Task input:
○ ○ ○
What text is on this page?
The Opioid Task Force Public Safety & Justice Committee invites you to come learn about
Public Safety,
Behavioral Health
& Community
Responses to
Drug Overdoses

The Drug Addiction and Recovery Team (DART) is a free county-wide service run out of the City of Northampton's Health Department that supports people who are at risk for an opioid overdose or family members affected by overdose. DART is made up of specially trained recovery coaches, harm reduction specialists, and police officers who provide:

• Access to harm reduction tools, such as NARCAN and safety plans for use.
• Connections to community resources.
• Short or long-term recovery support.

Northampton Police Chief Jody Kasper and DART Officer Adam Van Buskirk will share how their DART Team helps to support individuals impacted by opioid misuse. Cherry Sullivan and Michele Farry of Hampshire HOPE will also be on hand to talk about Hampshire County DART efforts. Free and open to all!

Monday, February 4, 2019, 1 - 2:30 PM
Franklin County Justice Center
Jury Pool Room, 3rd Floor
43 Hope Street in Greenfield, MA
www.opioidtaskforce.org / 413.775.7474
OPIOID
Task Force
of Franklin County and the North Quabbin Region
○ ○ ○
Extract each line of the material exactly as it stands.

Solved exercise:
What text is on this page?
The Opioid Task Force Public Safety & Justice Committee invites you to come learn about
Public Safety,
Behavioral Health
& Community
Responses to
Drug Overdoses

The Drug Addiction and Recovery Team (DART) is a free county-wide service run out of the City of Northampton's Health Department that supports people who are at risk for an opioid overdose or family members affected by overdose. DART is made up of specially trained recovery coaches, harm reduction specialists, and police officers who provide:

• Access to harm reduction tools, such as NARCAN and safety plans for use.
• Connections to community resources.
• Short or long-term recovery support.

Northampton Police Chief Jody Kasper and DART Officer Adam Van Buskirk will share how their DART Team helps to support individuals impacted by opioid misuse. Cherry Sullivan and Michele Farry of Hampshire HOPE will also be on hand to talk about Hampshire County DART efforts. Free and open to all!

Monday, February 4, 2019, 1 - 2:30 PM
Franklin County Justice Center
Jury Pool Room, 3rd Floor
43 Hope Street in Greenfield, MA
www.opioidtaskforce.org / 413.775.7474
OPIOID
Task Force
of Franklin County and the North Quabbin Region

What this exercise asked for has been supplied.